Written instruction:
Every line that holds the string "this" is to be identified and copied.

Records for processing:
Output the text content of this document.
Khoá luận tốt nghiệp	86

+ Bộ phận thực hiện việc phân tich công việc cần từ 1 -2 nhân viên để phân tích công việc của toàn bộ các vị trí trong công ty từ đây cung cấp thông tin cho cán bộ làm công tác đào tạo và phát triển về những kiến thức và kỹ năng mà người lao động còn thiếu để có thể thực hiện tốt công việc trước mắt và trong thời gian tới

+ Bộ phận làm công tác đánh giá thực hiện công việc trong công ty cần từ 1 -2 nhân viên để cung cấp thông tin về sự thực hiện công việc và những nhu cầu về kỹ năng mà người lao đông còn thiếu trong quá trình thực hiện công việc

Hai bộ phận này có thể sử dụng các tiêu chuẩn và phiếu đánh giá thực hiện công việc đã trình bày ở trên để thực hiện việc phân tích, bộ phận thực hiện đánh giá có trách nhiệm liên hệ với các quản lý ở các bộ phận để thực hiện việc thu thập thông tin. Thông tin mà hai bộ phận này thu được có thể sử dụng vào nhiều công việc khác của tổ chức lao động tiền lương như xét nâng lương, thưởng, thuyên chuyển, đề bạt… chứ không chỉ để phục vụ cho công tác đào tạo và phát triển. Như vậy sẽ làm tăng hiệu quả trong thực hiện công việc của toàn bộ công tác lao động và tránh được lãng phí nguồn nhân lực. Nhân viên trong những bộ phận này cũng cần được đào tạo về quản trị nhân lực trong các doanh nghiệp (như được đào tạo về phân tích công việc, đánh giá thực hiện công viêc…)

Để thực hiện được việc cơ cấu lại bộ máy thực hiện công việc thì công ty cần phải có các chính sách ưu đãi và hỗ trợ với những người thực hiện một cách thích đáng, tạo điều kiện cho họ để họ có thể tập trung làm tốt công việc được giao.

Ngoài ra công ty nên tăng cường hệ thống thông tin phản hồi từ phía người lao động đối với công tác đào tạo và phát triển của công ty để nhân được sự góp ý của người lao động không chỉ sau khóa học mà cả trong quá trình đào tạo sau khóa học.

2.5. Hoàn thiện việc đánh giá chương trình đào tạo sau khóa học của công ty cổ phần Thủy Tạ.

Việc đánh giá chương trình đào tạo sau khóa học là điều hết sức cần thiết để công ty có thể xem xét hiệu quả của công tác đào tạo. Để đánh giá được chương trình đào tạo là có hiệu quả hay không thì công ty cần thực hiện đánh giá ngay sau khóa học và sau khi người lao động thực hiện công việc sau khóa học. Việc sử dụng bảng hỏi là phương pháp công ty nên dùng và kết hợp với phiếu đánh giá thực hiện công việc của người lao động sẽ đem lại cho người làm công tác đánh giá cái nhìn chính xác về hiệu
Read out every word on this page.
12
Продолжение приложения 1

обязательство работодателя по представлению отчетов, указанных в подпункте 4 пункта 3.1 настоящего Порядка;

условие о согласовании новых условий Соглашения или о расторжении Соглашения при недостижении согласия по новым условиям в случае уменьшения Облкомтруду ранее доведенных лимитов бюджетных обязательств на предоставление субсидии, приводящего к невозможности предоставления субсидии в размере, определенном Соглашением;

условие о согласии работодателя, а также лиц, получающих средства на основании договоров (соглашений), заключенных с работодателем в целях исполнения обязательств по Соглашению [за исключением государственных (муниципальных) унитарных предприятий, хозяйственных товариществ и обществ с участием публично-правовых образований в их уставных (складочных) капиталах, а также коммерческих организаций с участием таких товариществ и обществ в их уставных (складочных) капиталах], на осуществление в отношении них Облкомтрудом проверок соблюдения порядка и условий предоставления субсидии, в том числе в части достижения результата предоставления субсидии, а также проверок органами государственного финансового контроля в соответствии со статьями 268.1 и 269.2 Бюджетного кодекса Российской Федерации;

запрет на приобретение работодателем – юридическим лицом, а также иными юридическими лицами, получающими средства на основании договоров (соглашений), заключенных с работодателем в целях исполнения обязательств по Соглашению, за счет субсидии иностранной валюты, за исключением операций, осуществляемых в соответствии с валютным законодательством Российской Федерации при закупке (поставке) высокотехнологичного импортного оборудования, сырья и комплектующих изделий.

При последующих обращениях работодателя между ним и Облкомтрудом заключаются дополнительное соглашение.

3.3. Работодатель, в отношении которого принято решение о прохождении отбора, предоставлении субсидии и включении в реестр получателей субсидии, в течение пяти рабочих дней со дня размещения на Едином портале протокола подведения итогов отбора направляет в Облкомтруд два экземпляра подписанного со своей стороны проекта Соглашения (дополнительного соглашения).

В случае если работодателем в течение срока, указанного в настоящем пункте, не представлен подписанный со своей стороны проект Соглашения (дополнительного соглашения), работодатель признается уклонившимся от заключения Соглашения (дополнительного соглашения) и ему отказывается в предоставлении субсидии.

Complete output:
Output the text content of this document.
Read out every word on this page.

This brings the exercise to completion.